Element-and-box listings
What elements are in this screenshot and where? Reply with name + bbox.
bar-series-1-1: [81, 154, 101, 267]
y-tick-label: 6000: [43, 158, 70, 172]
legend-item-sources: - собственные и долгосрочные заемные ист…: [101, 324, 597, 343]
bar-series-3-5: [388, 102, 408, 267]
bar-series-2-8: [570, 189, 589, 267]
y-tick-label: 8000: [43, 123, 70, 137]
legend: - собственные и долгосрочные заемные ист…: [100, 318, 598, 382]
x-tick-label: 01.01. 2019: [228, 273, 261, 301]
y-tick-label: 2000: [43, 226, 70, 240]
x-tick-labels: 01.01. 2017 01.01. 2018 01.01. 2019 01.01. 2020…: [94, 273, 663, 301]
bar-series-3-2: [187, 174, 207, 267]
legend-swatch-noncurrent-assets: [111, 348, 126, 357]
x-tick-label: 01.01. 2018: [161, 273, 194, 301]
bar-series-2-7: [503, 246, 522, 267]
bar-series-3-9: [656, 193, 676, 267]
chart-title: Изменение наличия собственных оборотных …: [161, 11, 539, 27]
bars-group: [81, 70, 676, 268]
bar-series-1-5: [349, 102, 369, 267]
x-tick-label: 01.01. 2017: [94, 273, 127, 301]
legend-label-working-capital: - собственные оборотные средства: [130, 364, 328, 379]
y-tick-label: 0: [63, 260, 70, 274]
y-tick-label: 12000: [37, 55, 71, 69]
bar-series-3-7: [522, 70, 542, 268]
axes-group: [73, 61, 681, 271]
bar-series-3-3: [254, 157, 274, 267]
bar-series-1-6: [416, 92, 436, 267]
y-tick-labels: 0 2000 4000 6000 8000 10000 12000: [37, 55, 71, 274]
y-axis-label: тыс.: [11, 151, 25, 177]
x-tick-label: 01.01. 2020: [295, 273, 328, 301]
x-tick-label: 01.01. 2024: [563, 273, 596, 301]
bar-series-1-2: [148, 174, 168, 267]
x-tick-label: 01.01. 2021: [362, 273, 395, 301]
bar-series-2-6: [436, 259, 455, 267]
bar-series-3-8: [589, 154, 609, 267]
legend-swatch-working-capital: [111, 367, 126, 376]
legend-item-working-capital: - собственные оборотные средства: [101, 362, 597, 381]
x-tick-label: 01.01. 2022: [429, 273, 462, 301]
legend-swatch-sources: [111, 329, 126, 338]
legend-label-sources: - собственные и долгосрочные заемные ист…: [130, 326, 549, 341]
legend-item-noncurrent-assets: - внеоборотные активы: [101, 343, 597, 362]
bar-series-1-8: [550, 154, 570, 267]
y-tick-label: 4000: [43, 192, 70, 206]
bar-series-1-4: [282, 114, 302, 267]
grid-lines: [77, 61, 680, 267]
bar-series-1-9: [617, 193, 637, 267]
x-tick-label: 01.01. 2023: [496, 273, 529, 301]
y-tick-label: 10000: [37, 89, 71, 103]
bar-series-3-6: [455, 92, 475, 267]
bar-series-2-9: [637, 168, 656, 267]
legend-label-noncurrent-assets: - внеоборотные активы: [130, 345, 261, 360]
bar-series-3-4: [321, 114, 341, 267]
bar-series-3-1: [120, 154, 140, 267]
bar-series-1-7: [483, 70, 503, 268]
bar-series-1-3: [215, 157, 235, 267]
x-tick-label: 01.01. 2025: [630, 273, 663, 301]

• _Short task_:
Copy the data above word for word, starting at its first line and ending with the line that contains "legend: - собственные", including both of those lines.

• _Final result_:
What elements are in this screenshot and where? Reply with name + bbox.
bar-series-1-1: [81, 154, 101, 267]
y-tick-label: 6000: [43, 158, 70, 172]
legend-item-sources: - собственные и долгосрочные заемные ист…: [101, 324, 597, 343]
bar-series-3-5: [388, 102, 408, 267]
bar-series-2-8: [570, 189, 589, 267]
y-tick-label: 8000: [43, 123, 70, 137]
legend: - собственные и долгосрочные заемные ист…: [100, 318, 598, 382]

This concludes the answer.